Entries from a dataset
┌──

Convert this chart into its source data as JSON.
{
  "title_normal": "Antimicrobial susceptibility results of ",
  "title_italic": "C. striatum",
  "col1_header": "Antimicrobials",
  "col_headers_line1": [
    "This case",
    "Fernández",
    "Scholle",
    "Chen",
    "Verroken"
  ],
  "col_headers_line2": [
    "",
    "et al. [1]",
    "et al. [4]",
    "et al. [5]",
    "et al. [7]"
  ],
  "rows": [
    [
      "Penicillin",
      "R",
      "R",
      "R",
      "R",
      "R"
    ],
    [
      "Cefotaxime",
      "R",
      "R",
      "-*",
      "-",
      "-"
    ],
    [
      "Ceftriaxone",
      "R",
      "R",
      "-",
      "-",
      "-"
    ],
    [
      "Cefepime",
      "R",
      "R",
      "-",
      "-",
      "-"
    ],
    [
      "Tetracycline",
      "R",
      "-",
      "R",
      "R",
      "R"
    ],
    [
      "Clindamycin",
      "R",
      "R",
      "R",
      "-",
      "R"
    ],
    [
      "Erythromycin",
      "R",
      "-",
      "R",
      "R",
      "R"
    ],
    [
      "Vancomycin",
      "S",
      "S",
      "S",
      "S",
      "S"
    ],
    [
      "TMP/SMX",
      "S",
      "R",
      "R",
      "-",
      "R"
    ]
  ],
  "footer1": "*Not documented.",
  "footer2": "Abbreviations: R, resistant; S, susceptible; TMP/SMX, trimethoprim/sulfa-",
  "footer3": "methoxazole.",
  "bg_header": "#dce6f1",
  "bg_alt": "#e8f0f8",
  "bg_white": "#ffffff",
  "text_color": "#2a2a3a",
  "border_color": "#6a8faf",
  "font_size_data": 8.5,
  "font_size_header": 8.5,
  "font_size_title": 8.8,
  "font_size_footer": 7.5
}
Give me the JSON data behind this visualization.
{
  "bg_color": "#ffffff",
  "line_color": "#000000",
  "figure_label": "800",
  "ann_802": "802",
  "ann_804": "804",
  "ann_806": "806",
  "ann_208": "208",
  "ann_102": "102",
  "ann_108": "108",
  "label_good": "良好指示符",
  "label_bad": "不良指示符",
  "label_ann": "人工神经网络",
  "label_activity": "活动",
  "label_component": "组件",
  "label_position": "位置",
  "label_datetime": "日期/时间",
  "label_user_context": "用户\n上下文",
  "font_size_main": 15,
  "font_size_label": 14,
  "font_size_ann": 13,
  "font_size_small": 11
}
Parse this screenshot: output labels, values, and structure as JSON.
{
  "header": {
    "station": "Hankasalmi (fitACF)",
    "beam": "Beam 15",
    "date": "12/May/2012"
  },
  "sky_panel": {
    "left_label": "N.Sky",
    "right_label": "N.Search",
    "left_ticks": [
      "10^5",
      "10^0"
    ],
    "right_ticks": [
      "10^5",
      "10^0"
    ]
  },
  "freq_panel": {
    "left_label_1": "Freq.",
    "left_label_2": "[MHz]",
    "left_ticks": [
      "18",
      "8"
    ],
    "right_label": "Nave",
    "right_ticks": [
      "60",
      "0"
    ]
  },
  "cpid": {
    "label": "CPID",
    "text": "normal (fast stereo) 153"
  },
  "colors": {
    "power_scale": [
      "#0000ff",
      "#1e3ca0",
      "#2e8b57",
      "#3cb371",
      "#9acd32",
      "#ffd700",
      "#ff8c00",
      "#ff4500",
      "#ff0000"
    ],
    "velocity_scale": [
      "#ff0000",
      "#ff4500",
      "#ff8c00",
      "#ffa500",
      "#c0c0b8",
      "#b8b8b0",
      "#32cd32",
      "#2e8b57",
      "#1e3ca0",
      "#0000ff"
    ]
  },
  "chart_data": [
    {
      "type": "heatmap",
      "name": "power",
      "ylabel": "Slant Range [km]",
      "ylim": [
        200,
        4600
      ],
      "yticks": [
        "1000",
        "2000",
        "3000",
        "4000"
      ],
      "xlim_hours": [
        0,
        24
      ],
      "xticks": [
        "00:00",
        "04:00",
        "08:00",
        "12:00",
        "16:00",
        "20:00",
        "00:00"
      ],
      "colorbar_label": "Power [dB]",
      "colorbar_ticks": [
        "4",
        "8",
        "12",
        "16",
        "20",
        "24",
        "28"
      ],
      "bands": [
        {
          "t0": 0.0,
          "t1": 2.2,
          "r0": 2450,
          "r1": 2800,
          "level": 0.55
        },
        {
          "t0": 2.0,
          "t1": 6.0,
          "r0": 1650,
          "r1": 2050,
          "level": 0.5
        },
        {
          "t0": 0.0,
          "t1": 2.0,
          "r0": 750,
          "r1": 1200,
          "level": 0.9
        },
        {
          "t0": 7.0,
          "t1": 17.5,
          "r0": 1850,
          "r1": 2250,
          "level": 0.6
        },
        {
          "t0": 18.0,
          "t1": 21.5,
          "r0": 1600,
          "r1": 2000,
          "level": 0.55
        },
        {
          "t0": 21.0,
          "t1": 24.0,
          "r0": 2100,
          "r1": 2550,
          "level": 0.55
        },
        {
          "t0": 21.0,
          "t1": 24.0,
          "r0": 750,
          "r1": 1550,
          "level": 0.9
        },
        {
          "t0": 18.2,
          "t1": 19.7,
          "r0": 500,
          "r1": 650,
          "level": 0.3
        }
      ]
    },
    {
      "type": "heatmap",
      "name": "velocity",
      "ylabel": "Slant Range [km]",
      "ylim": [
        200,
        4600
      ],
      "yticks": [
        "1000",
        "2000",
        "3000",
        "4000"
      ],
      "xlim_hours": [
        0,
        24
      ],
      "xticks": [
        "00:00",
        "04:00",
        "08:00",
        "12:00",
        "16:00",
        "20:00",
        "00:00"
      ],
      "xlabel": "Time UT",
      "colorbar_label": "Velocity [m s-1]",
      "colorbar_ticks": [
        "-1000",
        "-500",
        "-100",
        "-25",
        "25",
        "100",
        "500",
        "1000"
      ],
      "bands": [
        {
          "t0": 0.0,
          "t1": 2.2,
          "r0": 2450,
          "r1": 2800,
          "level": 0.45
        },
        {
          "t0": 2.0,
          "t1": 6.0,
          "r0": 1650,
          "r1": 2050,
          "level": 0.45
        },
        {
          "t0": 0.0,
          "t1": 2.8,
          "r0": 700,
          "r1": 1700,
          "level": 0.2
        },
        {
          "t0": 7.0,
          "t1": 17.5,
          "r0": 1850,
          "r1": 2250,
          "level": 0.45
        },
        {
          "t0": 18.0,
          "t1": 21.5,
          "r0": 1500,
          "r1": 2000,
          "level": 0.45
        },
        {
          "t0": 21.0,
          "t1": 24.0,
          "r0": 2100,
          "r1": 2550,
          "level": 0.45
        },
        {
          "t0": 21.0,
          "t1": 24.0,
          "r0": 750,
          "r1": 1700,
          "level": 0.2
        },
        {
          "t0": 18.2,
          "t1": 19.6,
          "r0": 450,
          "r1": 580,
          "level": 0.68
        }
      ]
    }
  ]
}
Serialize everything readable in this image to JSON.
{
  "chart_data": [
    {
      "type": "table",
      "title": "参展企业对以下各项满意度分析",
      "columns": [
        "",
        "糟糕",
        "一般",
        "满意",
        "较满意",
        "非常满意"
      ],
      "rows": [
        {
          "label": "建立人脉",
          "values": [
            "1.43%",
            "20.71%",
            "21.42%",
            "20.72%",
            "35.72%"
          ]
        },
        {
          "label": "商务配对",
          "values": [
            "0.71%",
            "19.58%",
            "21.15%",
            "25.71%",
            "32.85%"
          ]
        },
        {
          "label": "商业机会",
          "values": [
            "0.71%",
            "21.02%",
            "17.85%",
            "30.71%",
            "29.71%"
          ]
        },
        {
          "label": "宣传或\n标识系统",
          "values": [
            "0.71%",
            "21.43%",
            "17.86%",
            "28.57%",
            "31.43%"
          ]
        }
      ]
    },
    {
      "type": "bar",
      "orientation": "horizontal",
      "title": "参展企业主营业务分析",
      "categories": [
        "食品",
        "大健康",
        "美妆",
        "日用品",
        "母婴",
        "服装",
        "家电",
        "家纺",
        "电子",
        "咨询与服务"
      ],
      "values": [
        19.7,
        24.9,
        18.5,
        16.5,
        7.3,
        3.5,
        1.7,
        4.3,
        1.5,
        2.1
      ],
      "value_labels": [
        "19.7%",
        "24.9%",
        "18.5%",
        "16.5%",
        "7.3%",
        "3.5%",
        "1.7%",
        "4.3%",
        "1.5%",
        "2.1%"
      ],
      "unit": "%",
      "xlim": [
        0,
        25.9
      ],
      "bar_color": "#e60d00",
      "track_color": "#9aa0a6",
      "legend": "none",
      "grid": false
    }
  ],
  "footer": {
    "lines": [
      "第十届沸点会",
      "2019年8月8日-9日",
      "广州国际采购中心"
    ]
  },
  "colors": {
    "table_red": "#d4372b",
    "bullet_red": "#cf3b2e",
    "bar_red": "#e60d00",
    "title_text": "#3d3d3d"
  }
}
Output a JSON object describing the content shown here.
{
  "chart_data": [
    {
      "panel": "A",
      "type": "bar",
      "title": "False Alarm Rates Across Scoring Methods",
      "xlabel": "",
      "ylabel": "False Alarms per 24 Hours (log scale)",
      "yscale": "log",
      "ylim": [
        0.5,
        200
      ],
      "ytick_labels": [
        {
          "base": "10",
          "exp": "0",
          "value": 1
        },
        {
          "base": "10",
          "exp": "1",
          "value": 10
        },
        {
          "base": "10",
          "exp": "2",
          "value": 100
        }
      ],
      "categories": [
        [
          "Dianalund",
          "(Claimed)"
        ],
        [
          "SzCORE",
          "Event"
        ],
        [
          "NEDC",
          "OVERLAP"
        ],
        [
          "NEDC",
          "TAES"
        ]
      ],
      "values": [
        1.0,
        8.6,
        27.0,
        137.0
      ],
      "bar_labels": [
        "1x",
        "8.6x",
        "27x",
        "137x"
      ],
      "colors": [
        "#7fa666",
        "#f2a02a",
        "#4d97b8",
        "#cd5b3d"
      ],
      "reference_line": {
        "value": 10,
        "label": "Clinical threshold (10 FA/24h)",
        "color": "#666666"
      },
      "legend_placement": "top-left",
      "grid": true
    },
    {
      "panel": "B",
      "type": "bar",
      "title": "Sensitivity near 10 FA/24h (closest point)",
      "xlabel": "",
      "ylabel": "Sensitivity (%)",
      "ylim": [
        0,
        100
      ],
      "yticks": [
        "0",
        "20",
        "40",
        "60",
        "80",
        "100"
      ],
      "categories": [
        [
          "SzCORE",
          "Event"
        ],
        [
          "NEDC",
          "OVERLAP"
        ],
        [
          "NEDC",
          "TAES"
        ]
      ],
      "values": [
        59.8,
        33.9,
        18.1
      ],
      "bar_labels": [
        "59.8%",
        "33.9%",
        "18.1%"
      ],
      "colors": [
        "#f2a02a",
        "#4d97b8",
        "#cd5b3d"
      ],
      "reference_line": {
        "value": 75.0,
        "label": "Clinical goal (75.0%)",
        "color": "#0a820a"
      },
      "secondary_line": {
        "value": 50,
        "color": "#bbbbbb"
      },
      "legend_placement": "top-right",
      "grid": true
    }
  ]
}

└──

- WHAT IS ASKED
Locate each line with the word "Clinical" and copy it.

- RESULT
        "label": "Clinical threshold (10 FA/24h)",
        "label": "Clinical goal (75.0%)",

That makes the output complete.